▶ _Task goal_: Copy the records below exactly, leaving out every picture.

▶ _Provided entries_:
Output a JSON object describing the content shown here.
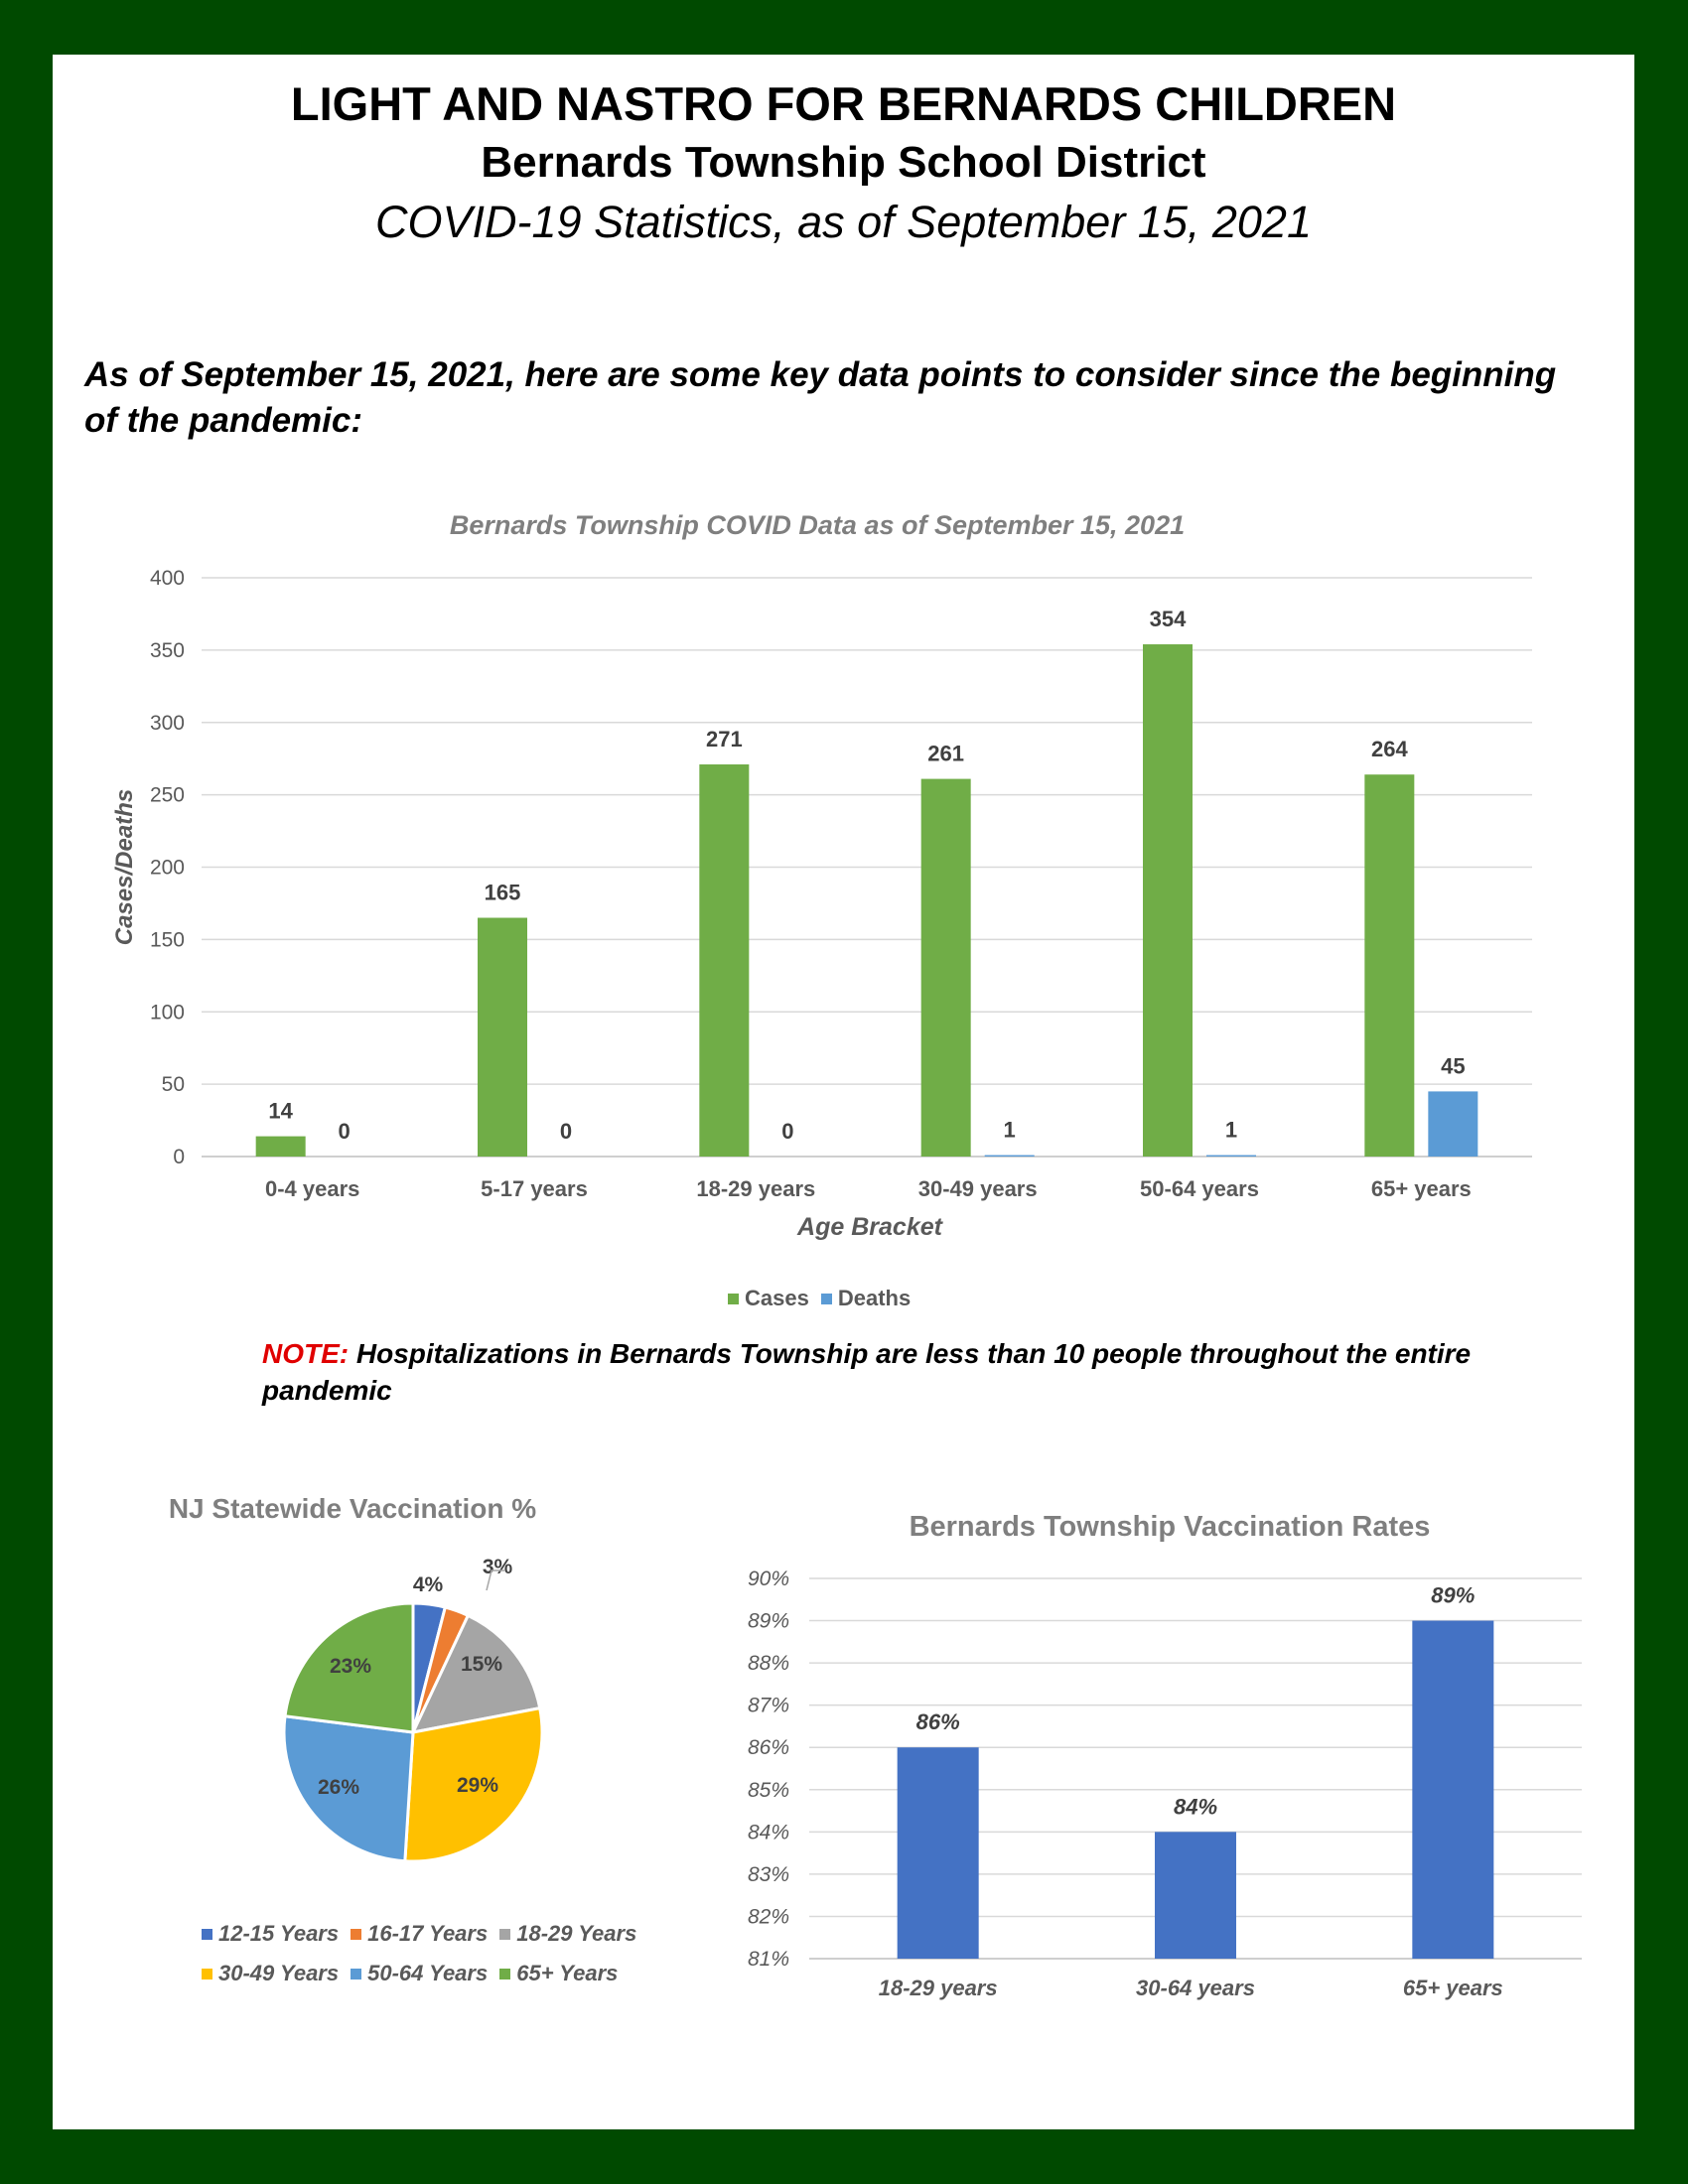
{
  "header": {
    "title": "LIGHT AND NASTRO FOR BERNARDS CHILDREN",
    "subtitle": "Bernards Township School District",
    "subheading": "COVID-19 Statistics, as of September 15, 2021"
  },
  "intro_text": "As of September 15, 2021, here are some key data points to consider since the beginning of the pandemic:",
  "note": {
    "label": "NOTE:",
    "text": " Hospitalizations in Bernards Township are less than 10 people throughout the entire pandemic"
  },
  "colors": {
    "cases": "#70ad47",
    "deaths": "#5b9bd5",
    "vaccination_bars": "#4472c4",
    "page_border": "#004a00"
  },
  "chart_data": [
    {
      "type": "bar",
      "title": "Bernards Township COVID Data as of September 15, 2021",
      "xlabel": "Age Bracket",
      "ylabel": "Cases/Deaths",
      "ylim": [
        0,
        400
      ],
      "yticks": [
        "0",
        "50",
        "100",
        "150",
        "200",
        "250",
        "300",
        "350",
        "400"
      ],
      "categories": [
        "0-4 years",
        "5-17 years",
        "18-29 years",
        "30-49 years",
        "50-64 years",
        "65+ years"
      ],
      "series": [
        {
          "name": "Cases",
          "values": [
            14,
            165,
            271,
            261,
            354,
            264
          ]
        },
        {
          "name": "Deaths",
          "values": [
            0,
            0,
            0,
            1,
            1,
            45
          ]
        }
      ],
      "grid": true,
      "legend": "bottom"
    },
    {
      "type": "pie",
      "title": "NJ Statewide Vaccination %",
      "labels": [
        "12-15 Years",
        "16-17 Years",
        "18-29 Years",
        "30-49 Years",
        "50-64 Years",
        "65+ Years"
      ],
      "values": [
        4,
        3,
        15,
        29,
        26,
        23
      ],
      "data_labels": [
        "4%",
        "3%",
        "15%",
        "29%",
        "26%",
        "23%"
      ],
      "colors": [
        "#4472c4",
        "#ed7d31",
        "#a5a5a5",
        "#ffc000",
        "#5b9bd5",
        "#70ad47"
      ],
      "legend": "bottom"
    },
    {
      "type": "bar",
      "title": "Bernards Township Vaccination Rates",
      "categories": [
        "18-29 years",
        "30-64 years",
        "65+ years"
      ],
      "values": [
        86,
        84,
        89
      ],
      "data_labels": [
        "86%",
        "84%",
        "89%"
      ],
      "ylim": [
        81,
        90
      ],
      "yticks": [
        "81%",
        "82%",
        "83%",
        "84%",
        "85%",
        "86%",
        "87%",
        "88%",
        "89%",
        "90%"
      ],
      "grid": true
    }
  ]
}
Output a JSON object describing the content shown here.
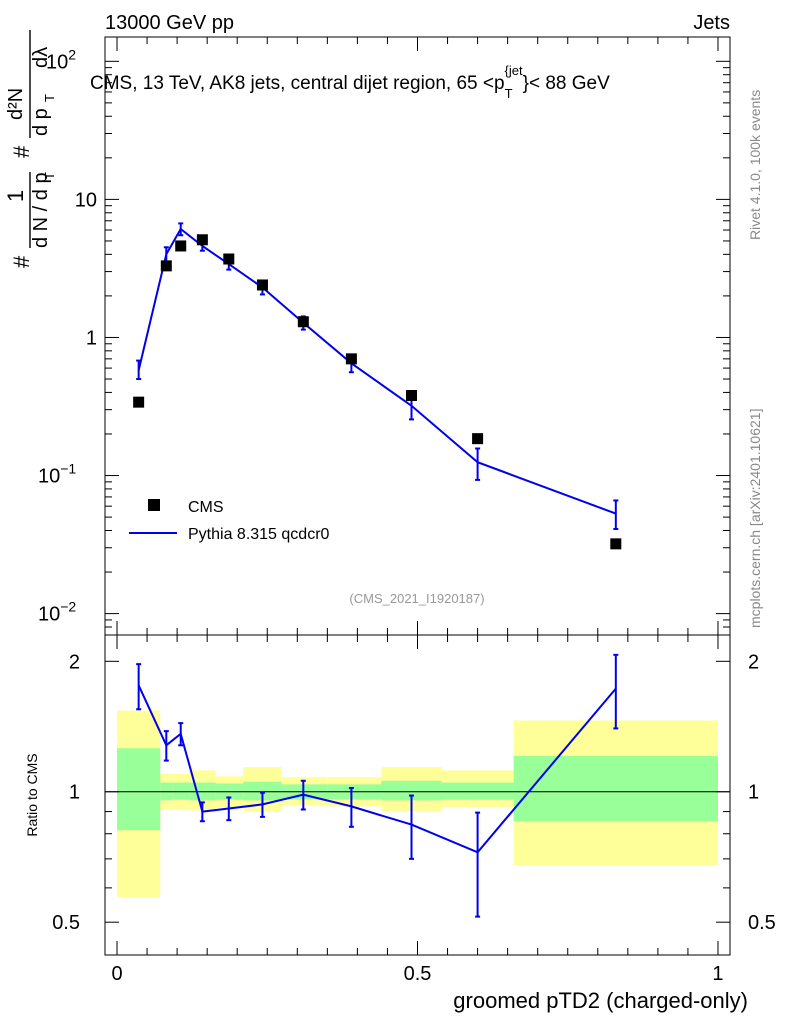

▶ _Output of the exercise_:
Output a JSON object describing the content shown here.
{
  "header": {
    "title": "LIGHT AND NASTRO FOR BERNARDS CHILDREN",
    "subtitle": "Bernards Township School District",
    "subheading": "COVID-19 Statistics, as of September 15, 2021"
  },
  "intro_text": "As of September 15, 2021, here are some key data points to consider since the beginning of the pandemic:",
  "note": {
    "label": "NOTE:",
    "text": " Hospitalizations in Bernards Township are less than 10 people throughout the entire pandemic"
  },
  "colors": {
    "cases": "#70ad47",
    "deaths": "#5b9bd5",
    "vaccination_bars": "#4472c4",
    "page_border": "#004a00"
  },
  "chart_data": [
    {
      "type": "bar",
      "title": "Bernards Township COVID Data as of September 15, 2021",
      "xlabel": "Age Bracket",
      "ylabel": "Cases/Deaths",
      "ylim": [
        0,
        400
      ],
      "yticks": [
        "0",
        "50",
        "100",
        "150",
        "200",
        "250",
        "300",
        "350",
        "400"
      ],
      "categories": [
        "0-4 years",
        "5-17 years",
        "18-29 years",
        "30-49 years",
        "50-64 years",
        "65+ years"
      ],
      "series": [
        {
          "name": "Cases",
          "values": [
            14,
            165,
            271,
            261,
            354,
            264
          ]
        },
        {
          "name": "Deaths",
          "values": [
            0,
            0,
            0,
            1,
            1,
            45
          ]
        }
      ],
      "grid": true,
      "legend": "bottom"
    },
    {
      "type": "pie",
      "title": "NJ Statewide Vaccination %",
      "labels": [
        "12-15 Years",
        "16-17 Years",
        "18-29 Years",
        "30-49 Years",
        "50-64 Years",
        "65+ Years"
      ],
      "values": [
        4,
        3,
        15,
        29,
        26,
        23
      ],
      "data_labels": [
        "4%",
        "3%",
        "15%",
        "29%",
        "26%",
        "23%"
      ],
      "colors": [
        "#4472c4",
        "#ed7d31",
        "#a5a5a5",
        "#ffc000",
        "#5b9bd5",
        "#70ad47"
      ],
      "legend": "bottom"
    },
    {
      "type": "bar",
      "title": "Bernards Township Vaccination Rates",
      "categories": [
        "18-29 years",
        "30-64 years",
        "65+ years"
      ],
      "values": [
        86,
        84,
        89
      ],
      "data_labels": [
        "86%",
        "84%",
        "89%"
      ],
      "ylim": [
        81,
        90
      ],
      "yticks": [
        "81%",
        "82%",
        "83%",
        "84%",
        "85%",
        "86%",
        "87%",
        "88%",
        "89%",
        "90%"
      ],
      "grid": true
    }
  ]
}
Output a JSON object describing the content shown here.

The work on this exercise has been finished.